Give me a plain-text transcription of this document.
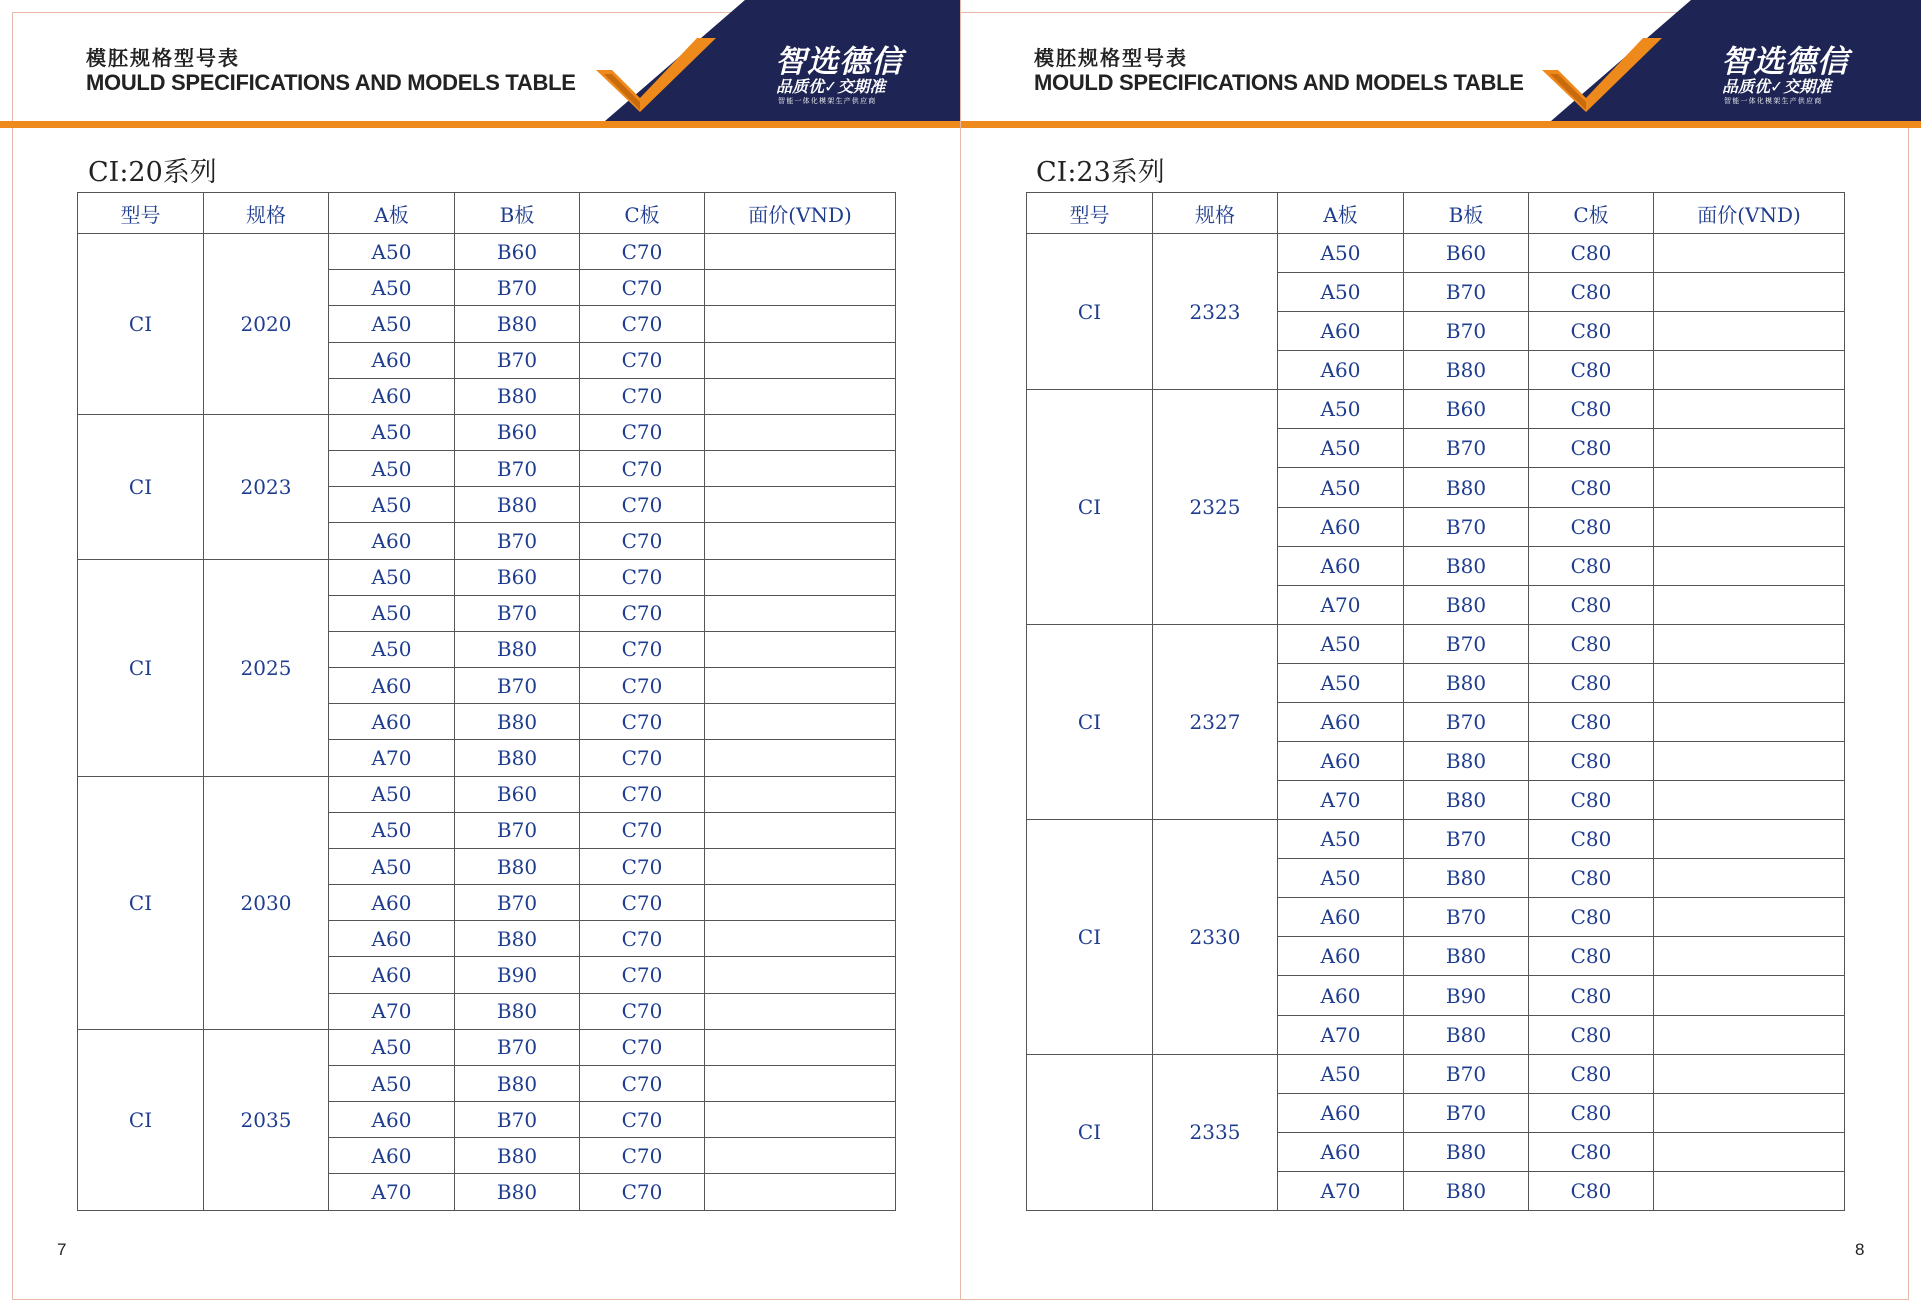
模胚规格型号表
MOULD SPECIFICATIONS AND MODELS TABLE
智选德信
品质优✓交期准
智能一体化模架生产供应商
CI:20系列
型号	规格	A板	B板	C板	面价(VND)
CI	2020	A50	B60	C70	
		A50	B70	C70	
		A50	B80	C70	
		A60	B70	C70	
		A60	B80	C70	
CI	2023	A50	B60	C70	
		A50	B70	C70	
		A50	B80	C70	
		A60	B70	C70	
CI	2025	A50	B60	C70	
		A50	B70	C70	
		A50	B80	C70	
		A60	B70	C70	
		A60	B80	C70	
		A70	B80	C70	
CI	2030	A50	B60	C70	
		A50	B70	C70	
		A50	B80	C70	
		A60	B70	C70	
		A60	B80	C70	
		A60	B90	C70	
		A70	B80	C70	
CI	2035	A50	B70	C70	
		A50	B80	C70	
		A60	B70	C70	
		A60	B80	C70	
		A70	B80	C70	
7
模胚规格型号表
MOULD SPECIFICATIONS AND MODELS TABLE
智选德信
品质优✓交期准
智能一体化模架生产供应商
CI:23系列
型号	规格	A板	B板	C板	面价(VND)
CI	2323	A50	B60	C80	
		A50	B70	C80	
		A60	B70	C80	
		A60	B80	C80	
CI	2325	A50	B60	C80	
		A50	B70	C80	
		A50	B80	C80	
		A60	B70	C80	
		A60	B80	C80	
		A70	B80	C80	
CI	2327	A50	B70	C80	
		A50	B80	C80	
		A60	B70	C80	
		A60	B80	C80	
		A70	B80	C80	
CI	2330	A50	B70	C80	
		A50	B80	C80	
		A60	B70	C80	
		A60	B80	C80	
		A60	B90	C80	
		A70	B80	C80	
CI	2335	A50	B70	C80	
		A60	B70	C80	
		A60	B80	C80	
		A70	B80	C80	
8
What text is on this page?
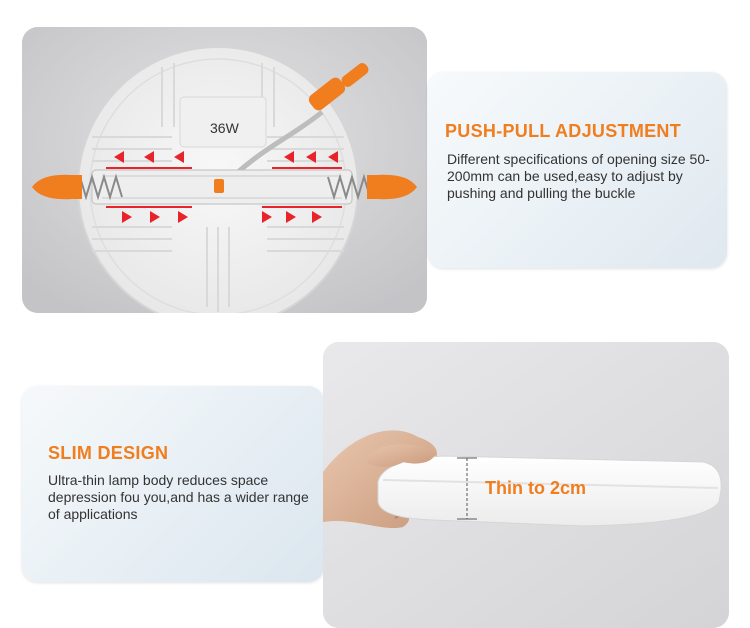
36W	PUSH-PULL ADJUSTMENT
Different specifications of opening size 50-200mm can be used,easy to adjust by pushing and pulling the buckle
SLIM DESIGN
Ultra-thin lamp body reduces space depression fou you,and has a wider range of applications
Thin to 2cm
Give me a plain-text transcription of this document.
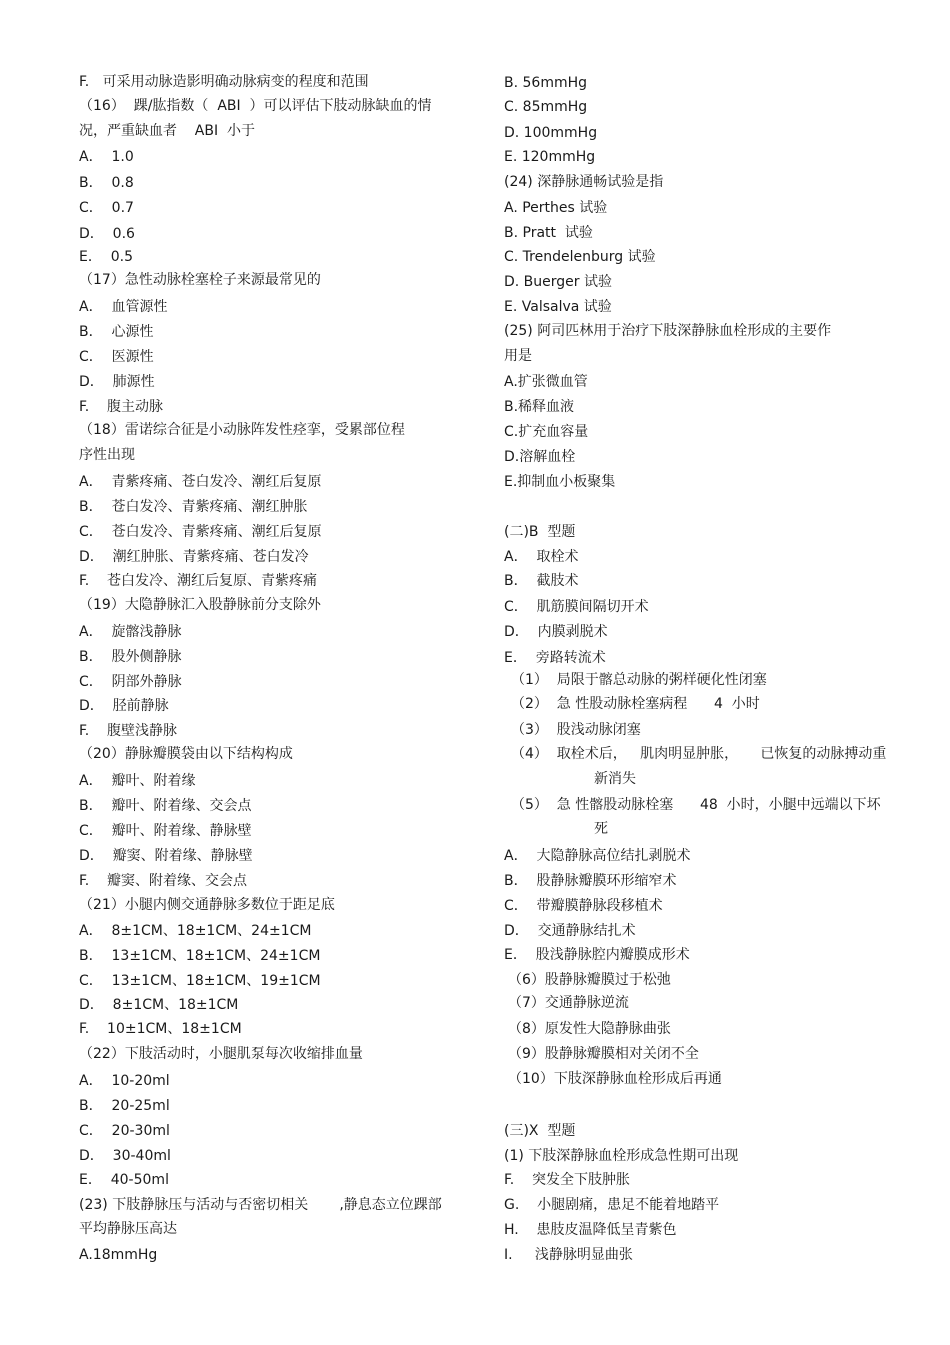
F.   可采用动脉造影明确动脉病变的程度和范围

（16）  踝/肱指数（  ABI  ）可以评估下肢动脉缺血的情

况，严重缺血者    ABI  小于

A．  1.0

B．  0.8

C．  0.7

D．  0.6

E．  0.5

（17）急性动脉栓塞栓子来源最常见的

A．  血管源性

B．  心源性

C．  医源性

D．  肺源性

F.    腹主动脉

（18）雷诺综合征是小动脉阵发性痉挛，受累部位程

序性出现

A．  青紫疼痛、苍白发冷、潮红后复原

B．  苍白发冷、青紫疼痛、潮红肿胀

C．  苍白发冷、青紫疼痛、潮红后复原

D．  潮红肿胀、青紫疼痛、苍白发冷

F.    苍白发冷、潮红后复原、青紫疼痛

（19）大隐静脉汇入股静脉前分支除外

A．  旋髂浅静脉

B．  股外侧静脉

C．  阴部外静脉

D．  胫前静脉

F.    腹壁浅静脉

（20）静脉瓣膜袋由以下结构构成

A．  瓣叶、附着缘

B．  瓣叶、附着缘、交会点

C．  瓣叶、附着缘、静脉壁

D．  瓣窦、附着缘、静脉壁

F.    瓣窦、附着缘、交会点

（21）小腿内侧交通静脉多数位于距足底

A．  8±1CM、18±1CM、24±1CM

B．  13±1CM、18±1CM、24±1CM

C．  13±1CM、18±1CM、19±1CM

D．  8±1CM、18±1CM

F.    10±1CM、18±1CM

（22）下肢活动时，小腿肌泵每次收缩排血量

A．  10-20ml

B．  20-25ml

C．  20-30ml

D．  30-40ml

E．  40-50ml

(23) 下肢静脉压与活动与否密切相关       ,静息态立位踝部

平均静脉压高达

A.18mmHg

B. 56mmHg

C. 85mmHg

D. 100mmHg

E. 120mmHg

(24) 深静脉通畅试验是指

A. Perthes 试验

B. Pratt  试验

C. Trendelenburg 试验

D. Buerger 试验

E. Valsalva 试验

(25) 阿司匹林用于治疗下肢深静脉血栓形成的主要作

用是

A.扩张微血管

B.稀释血液

C.扩充血容量

D.溶解血栓

E.抑制血小板聚集

(二)B  型题

A．  取栓术

B．  截肢术

C．  肌筋膜间隔切开术

D．  内膜剥脱术

E．  旁路转流术

（1）  局限于髂总动脉的粥样硬化性闭塞

（2）  急 性股动脉栓塞病程      4  小时

（3）  股浅动脉闭塞

（4）  取栓术后，   肌肉明显肿胀，     已恢复的动脉搏动重

新消失

（5）  急 性髂股动脉栓塞      48  小时，小腿中远端以下坏

死

A．  大隐静脉高位结扎剥脱术

B．  股静脉瓣膜环形缩窄术

C．  带瓣膜静脉段移植术

D．  交通静脉结扎术

E．  股浅静脉腔内瓣膜成形术

（6）股静脉瓣膜过于松弛

（7）交通静脉逆流

（8）原发性大隐静脉曲张

（9）股静脉瓣膜相对关闭不全

（10）下肢深静脉血栓形成后再通

(三)X  型题

(1) 下肢深静脉血栓形成急性期可出现

F.    突发全下肢肿胀

G.    小腿剧痛，患足不能着地踏平

H.    患肢皮温降低呈青紫色

I.     浅静脉明显曲张
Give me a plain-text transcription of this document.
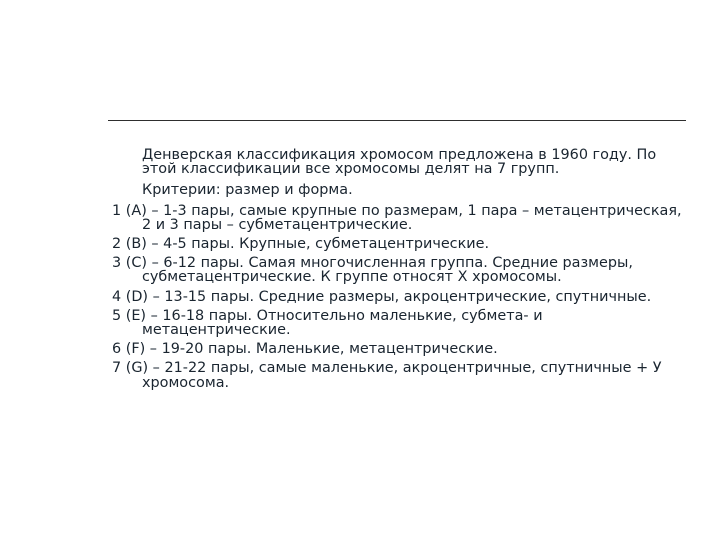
Денверская классификация хромосом предложена в 1960 году. По этой классификации все хромосомы делят на 7 групп.

Критерии: размер и форма.

1 (A) – 1-3 пары, самые крупные по размерам, 1 пара – метацентрическая, 2 и 3 пары – субметацентрические.

2 (B) – 4-5 пары. Крупные, субметацентрические.

3 (C) – 6-12 пары. Самая многочисленная группа. Средние размеры, субметацентрические. К группе относят Х хромосомы.

4 (D) – 13-15 пары. Средние размеры, акроцентрические, спутничные.

5 (E) – 16-18 пары. Относительно маленькие, субмета- и метацентрические.

6 (F) – 19-20 пары. Маленькие, метацентрические.

7 (G) – 21-22 пары, самые маленькие, акроцентричные, спутничные + У хромосома.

================

Except for the pictures, copy every line of the records above exactly.

Give me a plain-text transcription of this document.
模胚规格型号表
MOULD SPECIFICATIONS AND MODELS TABLE
智选德信
品质优✓交期准
智能一体化模架生产供应商
CI:20系列
型号	规格	A板	B板	C板	面价(VND)
CI	2020	A50	B60	C70	
		A50	B70	C70	
		A50	B80	C70	
		A60	B70	C70	
		A60	B80	C70	
CI	2023	A50	B60	C70	
		A50	B70	C70	
		A50	B80	C70	
		A60	B70	C70	
CI	2025	A50	B60	C70	
		A50	B70	C70	
		A50	B80	C70	
		A60	B70	C70	
		A60	B80	C70	
		A70	B80	C70	
CI	2030	A50	B60	C70	
		A50	B70	C70	
		A50	B80	C70	
		A60	B70	C70	
		A60	B80	C70	
		A60	B90	C70	
		A70	B80	C70	
CI	2035	A50	B70	C70	
		A50	B80	C70	
		A60	B70	C70	
		A60	B80	C70	
		A70	B80	C70	
7
模胚规格型号表
MOULD SPECIFICATIONS AND MODELS TABLE
智选德信
品质优✓交期准
智能一体化模架生产供应商
CI:23系列
型号	规格	A板	B板	C板	面价(VND)
CI	2323	A50	B60	C80	
		A50	B70	C80	
		A60	B70	C80	
		A60	B80	C80	
CI	2325	A50	B60	C80	
		A50	B70	C80	
		A50	B80	C80	
		A60	B70	C80	
		A60	B80	C80	
		A70	B80	C80	
CI	2327	A50	B70	C80	
		A50	B80	C80	
		A60	B70	C80	
		A60	B80	C80	
		A70	B80	C80	
CI	2330	A50	B70	C80	
		A50	B80	C80	
		A60	B70	C80	
		A60	B80	C80	
		A60	B90	C80	
		A70	B80	C80	
CI	2335	A50	B70	C80	
		A60	B70	C80	
		A60	B80	C80	
		A70	B80	C80	
8
What text is on this page?
36W	PUSH-PULL ADJUSTMENT
Different specifications of opening size 50-200mm can be used,easy to adjust by pushing and pulling the buckle
SLIM DESIGN
Ultra-thin lamp body reduces space depression fou you,and has a wider range of applications
Thin to 2cm
Give me a plain-text transcription of this document.
F.   可采用动脉造影明确动脉病变的程度和范围

（16）  踝/肱指数（  ABI  ）可以评估下肢动脉缺血的情

况，严重缺血者    ABI  小于

A．  1.0

B．  0.8

C．  0.7

D．  0.6

E．  0.5

（17）急性动脉栓塞栓子来源最常见的

A．  血管源性

B．  心源性

C．  医源性

D．  肺源性

F.    腹主动脉

（18）雷诺综合征是小动脉阵发性痉挛，受累部位程

序性出现

A．  青紫疼痛、苍白发冷、潮红后复原

B．  苍白发冷、青紫疼痛、潮红肿胀

C．  苍白发冷、青紫疼痛、潮红后复原

D．  潮红肿胀、青紫疼痛、苍白发冷

F.    苍白发冷、潮红后复原、青紫疼痛

（19）大隐静脉汇入股静脉前分支除外

A．  旋髂浅静脉

B．  股外侧静脉

C．  阴部外静脉

D．  胫前静脉

F.    腹壁浅静脉

（20）静脉瓣膜袋由以下结构构成

A．  瓣叶、附着缘

B．  瓣叶、附着缘、交会点

C．  瓣叶、附着缘、静脉壁

D．  瓣窦、附着缘、静脉壁

F.    瓣窦、附着缘、交会点

（21）小腿内侧交通静脉多数位于距足底

A．  8±1CM、18±1CM、24±1CM

B．  13±1CM、18±1CM、24±1CM

C．  13±1CM、18±1CM、19±1CM

D．  8±1CM、18±1CM

F.    10±1CM、18±1CM

（22）下肢活动时，小腿肌泵每次收缩排血量

A．  10-20ml

B．  20-25ml

C．  20-30ml

D．  30-40ml

E．  40-50ml

(23) 下肢静脉压与活动与否密切相关       ,静息态立位踝部

平均静脉压高达

A.18mmHg

B. 56mmHg

C. 85mmHg

D. 100mmHg

E. 120mmHg

(24) 深静脉通畅试验是指

A. Perthes 试验

B. Pratt  试验

C. Trendelenburg 试验

D. Buerger 试验

E. Valsalva 试验

(25) 阿司匹林用于治疗下肢深静脉血栓形成的主要作

用是

A.扩张微血管

B.稀释血液

C.扩充血容量

D.溶解血栓

E.抑制血小板聚集

(二)B  型题

A．  取栓术

B．  截肢术

C．  肌筋膜间隔切开术

D．  内膜剥脱术

E．  旁路转流术

（1）  局限于髂总动脉的粥样硬化性闭塞

（2）  急 性股动脉栓塞病程      4  小时

（3）  股浅动脉闭塞

（4）  取栓术后，   肌肉明显肿胀，     已恢复的动脉搏动重

新消失

（5）  急 性髂股动脉栓塞      48  小时，小腿中远端以下坏

死

A．  大隐静脉高位结扎剥脱术

B．  股静脉瓣膜环形缩窄术

C．  带瓣膜静脉段移植术

D．  交通静脉结扎术

E．  股浅静脉腔内瓣膜成形术

（6）股静脉瓣膜过于松弛

（7）交通静脉逆流

（8）原发性大隐静脉曲张

（9）股静脉瓣膜相对关闭不全

（10）下肢深静脉血栓形成后再通

(三)X  型题

(1) 下肢深静脉血栓形成急性期可出现

F.    突发全下肢肿胀

G.    小腿剧痛，患足不能着地踏平

H.    患肢皮温降低呈青紫色

I.     浅静脉明显曲张
Give me a plain-text transcription of this document.
Денверская классификация хромосом предложена в 1960 году. По этой классификации все хромосомы делят на 7 групп.

Критерии: размер и форма.

1 (A) – 1-3 пары, самые крупные по размерам, 1 пара – метацентрическая, 2 и 3 пары – субметацентрические.

2 (B) – 4-5 пары. Крупные, субметацентрические.

3 (C) – 6-12 пары. Самая многочисленная группа. Средние размеры, субметацентрические. К группе относят Х хромосомы.

4 (D) – 13-15 пары. Средние размеры, акроцентрические, спутничные.

5 (E) – 16-18 пары. Относительно маленькие, субмета- и метацентрические.

6 (F) – 19-20 пары. Маленькие, метацентрические.

7 (G) – 21-22 пары, самые маленькие, акроцентричные, спутничные + У хромосома.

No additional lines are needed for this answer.